**What the task requires**
Retype the listing that follows, exactly as written.

**Provided material**
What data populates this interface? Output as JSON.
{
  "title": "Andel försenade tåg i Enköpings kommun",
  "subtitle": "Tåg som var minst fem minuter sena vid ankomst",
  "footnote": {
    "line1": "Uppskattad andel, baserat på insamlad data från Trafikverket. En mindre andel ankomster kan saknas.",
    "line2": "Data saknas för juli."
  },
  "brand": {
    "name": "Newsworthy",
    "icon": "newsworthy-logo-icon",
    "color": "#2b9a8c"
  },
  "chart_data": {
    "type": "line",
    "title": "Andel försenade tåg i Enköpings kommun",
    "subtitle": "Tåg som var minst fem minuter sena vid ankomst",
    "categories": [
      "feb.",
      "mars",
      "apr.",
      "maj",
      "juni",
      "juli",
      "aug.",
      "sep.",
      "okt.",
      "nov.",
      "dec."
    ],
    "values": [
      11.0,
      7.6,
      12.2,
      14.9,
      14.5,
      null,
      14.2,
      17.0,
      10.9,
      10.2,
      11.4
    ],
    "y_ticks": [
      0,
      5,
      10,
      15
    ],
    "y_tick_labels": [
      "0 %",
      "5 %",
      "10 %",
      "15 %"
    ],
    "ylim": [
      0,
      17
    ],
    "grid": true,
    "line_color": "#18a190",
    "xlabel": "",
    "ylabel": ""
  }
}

**The result**
What data populates this interface? Output as JSON.
{
  "title": "Andel försenade tåg i Enköpings kommun",
  "subtitle": "Tåg som var minst fem minuter sena vid ankomst",
  "footnote": {
    "line1": "Uppskattad andel, baserat på insamlad data från Trafikverket. En mindre andel ankomster kan saknas.",
    "line2": "Data saknas för juli."
  },
  "brand": {
    "name": "Newsworthy",
    "icon": "newsworthy-logo-icon",
    "color": "#2b9a8c"
  },
  "chart_data": {
    "type": "line",
    "title": "Andel försenade tåg i Enköpings kommun",
    "subtitle": "Tåg som var minst fem minuter sena vid ankomst",
    "categories": [
      "feb.",
      "mars",
      "apr.",
      "maj",
      "juni",
      "juli",
      "aug.",
      "sep.",
      "okt.",
      "nov.",
      "dec."
    ],
    "values": [
      11.0,
      7.6,
      12.2,
      14.9,
      14.5,
      null,
      14.2,
      17.0,
      10.9,
      10.2,
      11.4
    ],
    "y_ticks": [
      0,
      5,
      10,
      15
    ],
    "y_tick_labels": [
      "0 %",
      "5 %",
      "10 %",
      "15 %"
    ],
    "ylim": [
      0,
      17
    ],
    "grid": true,
    "line_color": "#18a190",
    "xlabel": "",
    "ylabel": ""
  }
}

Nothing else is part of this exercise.